>> begin DATASET RECORDS

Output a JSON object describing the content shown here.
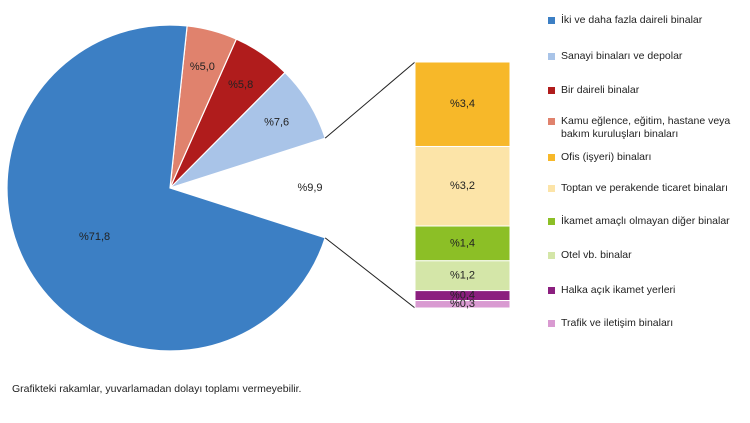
{
  "chart_data": {
    "type": "bar-of-pie",
    "pie": {
      "categories": [
        "İki ve daha fazla daireli binalar",
        "Sanayi binaları ve depolar",
        "Bir daireli binalar",
        "Kamu eğlence, eğitim, hastane veya bakım kuruluşları binaları"
      ],
      "values": [
        71.8,
        7.6,
        5.8,
        5.0
      ],
      "value_labels": [
        "%71,8",
        "%7,6",
        "%5,8",
        "%5,0"
      ],
      "colors": [
        "#3c7fc4",
        "#a9c4e8",
        "#b01c1c",
        "#e0826d"
      ]
    },
    "other": {
      "value": 9.9,
      "value_label": "%9,9"
    },
    "bar": {
      "categories": [
        "Ofis (işyeri) binaları",
        "Toptan ve perakende ticaret binaları",
        "İkamet amaçlı olmayan diğer binalar",
        "Otel vb. binalar",
        "Halka açık ikamet yerleri",
        "Trafik ve iletişim binaları"
      ],
      "values": [
        3.4,
        3.2,
        1.4,
        1.2,
        0.4,
        0.3
      ],
      "value_labels": [
        "%3,4",
        "%3,2",
        "%1,4",
        "%1,2",
        "%0,4",
        "%0,3"
      ],
      "colors": [
        "#f7b829",
        "#fce4a8",
        "#8cbf26",
        "#d4e6a8",
        "#8b1f7f",
        "#d99ad1"
      ]
    },
    "note": "Grafikteki rakamlar, yuvarlamadan dolayı toplamı vermeyebilir."
  }
}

>> end DATASET RECORDS

WRITTEN TASK >> Search the data for "binaları" and list every line in which it occurs.

COMPLETE OUTPUT >>
        "Sanayi binaları ve depolar",
        "Kamu eğlence, eğitim, hastane veya bakım kuruluşları binaları"
        "Ofis (işyeri) binaları",
        "Toptan ve perakende ticaret binaları",
        "Trafik ve iletişim binaları"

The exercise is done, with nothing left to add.